(Raw data)
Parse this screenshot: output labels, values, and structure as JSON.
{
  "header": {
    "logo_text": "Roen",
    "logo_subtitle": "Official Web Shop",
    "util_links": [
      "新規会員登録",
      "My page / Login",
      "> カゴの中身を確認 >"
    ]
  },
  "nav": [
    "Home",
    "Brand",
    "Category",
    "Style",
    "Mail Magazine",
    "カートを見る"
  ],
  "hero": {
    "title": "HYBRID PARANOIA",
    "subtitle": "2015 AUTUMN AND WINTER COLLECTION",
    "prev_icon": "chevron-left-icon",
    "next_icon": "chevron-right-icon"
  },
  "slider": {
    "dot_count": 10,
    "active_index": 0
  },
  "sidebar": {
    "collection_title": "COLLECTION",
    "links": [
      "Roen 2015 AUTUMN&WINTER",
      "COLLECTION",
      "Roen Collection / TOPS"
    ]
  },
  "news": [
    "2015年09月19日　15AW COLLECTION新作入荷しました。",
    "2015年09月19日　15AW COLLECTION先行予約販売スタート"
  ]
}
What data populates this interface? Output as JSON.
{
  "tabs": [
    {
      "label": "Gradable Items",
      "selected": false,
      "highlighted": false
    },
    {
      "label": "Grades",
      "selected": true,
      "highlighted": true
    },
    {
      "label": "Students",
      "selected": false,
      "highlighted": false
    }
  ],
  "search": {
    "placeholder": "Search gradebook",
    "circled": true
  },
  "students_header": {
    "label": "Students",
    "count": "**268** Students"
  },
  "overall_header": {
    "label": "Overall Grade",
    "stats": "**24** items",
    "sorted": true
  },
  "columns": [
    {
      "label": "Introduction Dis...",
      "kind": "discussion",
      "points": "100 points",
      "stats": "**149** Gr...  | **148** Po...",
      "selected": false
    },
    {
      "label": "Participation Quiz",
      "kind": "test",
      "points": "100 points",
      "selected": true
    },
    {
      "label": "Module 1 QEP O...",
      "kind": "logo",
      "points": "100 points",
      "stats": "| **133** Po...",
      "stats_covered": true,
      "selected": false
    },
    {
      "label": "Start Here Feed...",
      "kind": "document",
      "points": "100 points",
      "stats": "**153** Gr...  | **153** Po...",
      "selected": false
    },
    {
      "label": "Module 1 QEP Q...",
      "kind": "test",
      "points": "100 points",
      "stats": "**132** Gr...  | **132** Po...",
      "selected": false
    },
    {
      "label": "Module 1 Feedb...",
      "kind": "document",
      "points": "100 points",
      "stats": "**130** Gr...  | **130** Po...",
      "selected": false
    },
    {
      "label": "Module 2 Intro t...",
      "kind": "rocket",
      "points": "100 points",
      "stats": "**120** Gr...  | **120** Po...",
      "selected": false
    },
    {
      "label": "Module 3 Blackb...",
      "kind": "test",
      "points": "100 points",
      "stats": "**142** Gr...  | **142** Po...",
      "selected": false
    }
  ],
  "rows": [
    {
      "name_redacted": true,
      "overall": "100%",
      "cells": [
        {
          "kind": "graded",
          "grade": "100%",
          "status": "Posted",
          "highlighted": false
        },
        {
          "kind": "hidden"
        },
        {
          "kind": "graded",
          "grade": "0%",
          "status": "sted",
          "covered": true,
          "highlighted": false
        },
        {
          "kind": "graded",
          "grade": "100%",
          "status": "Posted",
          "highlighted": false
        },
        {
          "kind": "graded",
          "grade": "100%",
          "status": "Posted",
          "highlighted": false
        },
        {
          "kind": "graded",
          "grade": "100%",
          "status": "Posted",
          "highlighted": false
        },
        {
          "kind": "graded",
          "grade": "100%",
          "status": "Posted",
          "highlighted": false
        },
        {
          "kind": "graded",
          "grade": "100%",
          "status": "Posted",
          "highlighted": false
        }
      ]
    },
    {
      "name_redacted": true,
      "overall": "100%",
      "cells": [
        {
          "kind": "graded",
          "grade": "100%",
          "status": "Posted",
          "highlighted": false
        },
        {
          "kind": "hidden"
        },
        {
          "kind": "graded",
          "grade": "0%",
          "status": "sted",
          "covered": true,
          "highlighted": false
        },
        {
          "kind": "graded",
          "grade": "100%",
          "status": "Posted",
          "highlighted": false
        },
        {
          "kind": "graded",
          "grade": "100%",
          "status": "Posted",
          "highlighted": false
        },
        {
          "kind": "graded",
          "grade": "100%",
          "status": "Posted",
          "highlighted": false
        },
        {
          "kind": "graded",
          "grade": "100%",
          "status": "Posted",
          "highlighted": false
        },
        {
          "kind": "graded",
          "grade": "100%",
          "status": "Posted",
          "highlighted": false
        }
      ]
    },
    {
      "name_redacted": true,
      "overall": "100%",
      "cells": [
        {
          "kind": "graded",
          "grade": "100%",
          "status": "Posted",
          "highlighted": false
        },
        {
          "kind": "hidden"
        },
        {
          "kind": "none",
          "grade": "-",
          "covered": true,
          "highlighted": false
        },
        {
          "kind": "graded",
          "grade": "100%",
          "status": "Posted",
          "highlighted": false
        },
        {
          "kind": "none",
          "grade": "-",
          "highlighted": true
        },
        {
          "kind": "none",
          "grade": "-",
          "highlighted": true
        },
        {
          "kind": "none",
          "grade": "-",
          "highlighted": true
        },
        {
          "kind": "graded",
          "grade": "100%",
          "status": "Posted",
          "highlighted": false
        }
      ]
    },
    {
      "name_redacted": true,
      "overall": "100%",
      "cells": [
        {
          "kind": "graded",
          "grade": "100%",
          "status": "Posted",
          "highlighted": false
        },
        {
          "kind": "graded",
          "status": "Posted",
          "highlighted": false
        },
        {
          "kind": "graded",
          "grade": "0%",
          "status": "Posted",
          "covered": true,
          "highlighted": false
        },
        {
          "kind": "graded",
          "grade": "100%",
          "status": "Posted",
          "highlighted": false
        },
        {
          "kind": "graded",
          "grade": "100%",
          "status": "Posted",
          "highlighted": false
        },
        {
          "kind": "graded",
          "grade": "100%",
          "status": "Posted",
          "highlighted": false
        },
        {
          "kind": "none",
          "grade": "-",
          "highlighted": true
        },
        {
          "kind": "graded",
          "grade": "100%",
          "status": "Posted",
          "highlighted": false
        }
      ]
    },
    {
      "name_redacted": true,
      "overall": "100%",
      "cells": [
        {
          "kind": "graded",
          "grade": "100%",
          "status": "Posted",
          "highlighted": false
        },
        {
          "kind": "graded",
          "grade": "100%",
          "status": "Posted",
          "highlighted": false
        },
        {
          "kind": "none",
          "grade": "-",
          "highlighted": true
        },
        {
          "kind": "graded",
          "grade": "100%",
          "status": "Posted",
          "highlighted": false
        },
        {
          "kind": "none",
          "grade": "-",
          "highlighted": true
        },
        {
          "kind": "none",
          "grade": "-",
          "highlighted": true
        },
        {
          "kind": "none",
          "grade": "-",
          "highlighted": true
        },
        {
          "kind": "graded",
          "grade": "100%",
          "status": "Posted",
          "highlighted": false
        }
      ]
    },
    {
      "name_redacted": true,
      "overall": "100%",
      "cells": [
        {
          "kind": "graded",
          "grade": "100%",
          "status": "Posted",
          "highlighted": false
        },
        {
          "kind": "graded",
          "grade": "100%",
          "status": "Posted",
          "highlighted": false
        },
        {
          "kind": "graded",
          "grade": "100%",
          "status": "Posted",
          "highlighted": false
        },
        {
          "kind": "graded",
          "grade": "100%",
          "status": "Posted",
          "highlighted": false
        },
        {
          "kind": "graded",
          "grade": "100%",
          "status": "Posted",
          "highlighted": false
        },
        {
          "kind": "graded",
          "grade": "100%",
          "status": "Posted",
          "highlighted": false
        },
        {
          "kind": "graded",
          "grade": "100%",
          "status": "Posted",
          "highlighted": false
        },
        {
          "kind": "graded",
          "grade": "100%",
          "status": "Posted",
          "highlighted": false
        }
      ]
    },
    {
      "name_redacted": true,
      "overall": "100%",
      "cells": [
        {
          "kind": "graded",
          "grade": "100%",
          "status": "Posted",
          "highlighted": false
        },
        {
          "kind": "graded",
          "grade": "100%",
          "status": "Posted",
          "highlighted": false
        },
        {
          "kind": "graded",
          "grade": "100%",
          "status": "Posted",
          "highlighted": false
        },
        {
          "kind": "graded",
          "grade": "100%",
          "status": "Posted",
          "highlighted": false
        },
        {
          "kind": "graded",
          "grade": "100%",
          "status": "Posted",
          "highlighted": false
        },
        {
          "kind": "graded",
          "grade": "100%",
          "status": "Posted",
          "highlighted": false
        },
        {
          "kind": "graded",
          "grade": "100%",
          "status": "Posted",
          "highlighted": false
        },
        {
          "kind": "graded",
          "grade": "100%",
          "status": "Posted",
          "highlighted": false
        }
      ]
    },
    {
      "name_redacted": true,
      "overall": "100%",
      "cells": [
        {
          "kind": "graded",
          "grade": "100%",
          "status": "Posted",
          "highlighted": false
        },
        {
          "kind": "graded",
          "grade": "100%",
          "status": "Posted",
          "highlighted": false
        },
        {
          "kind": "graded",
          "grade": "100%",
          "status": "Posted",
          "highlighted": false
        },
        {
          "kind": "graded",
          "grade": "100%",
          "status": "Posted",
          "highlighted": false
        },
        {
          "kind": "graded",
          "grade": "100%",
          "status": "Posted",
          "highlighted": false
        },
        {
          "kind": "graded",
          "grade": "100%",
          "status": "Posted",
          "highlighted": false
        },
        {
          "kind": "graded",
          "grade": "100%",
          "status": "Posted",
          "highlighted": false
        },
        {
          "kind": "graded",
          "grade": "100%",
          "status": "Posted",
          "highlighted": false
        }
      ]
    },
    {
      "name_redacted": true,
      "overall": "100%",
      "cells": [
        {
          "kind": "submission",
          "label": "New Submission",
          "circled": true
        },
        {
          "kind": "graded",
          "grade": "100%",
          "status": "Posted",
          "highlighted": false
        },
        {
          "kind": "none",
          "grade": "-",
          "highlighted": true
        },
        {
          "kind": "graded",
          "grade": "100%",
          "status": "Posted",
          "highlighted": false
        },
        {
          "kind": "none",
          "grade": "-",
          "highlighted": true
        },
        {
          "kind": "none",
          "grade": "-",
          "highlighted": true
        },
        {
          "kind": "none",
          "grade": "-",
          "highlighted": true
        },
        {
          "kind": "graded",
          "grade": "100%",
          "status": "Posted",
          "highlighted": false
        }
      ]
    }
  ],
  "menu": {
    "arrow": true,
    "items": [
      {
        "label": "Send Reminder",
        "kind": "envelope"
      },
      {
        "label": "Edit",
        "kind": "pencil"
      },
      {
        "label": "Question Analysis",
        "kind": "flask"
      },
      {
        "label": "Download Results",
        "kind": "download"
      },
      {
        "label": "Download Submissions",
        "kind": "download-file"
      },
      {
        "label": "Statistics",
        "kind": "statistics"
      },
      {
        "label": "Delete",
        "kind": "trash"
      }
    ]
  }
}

(Work to complete)
Figure out how many lines of the data above include "WINTER", then give the number and nothing more.

(The response)
2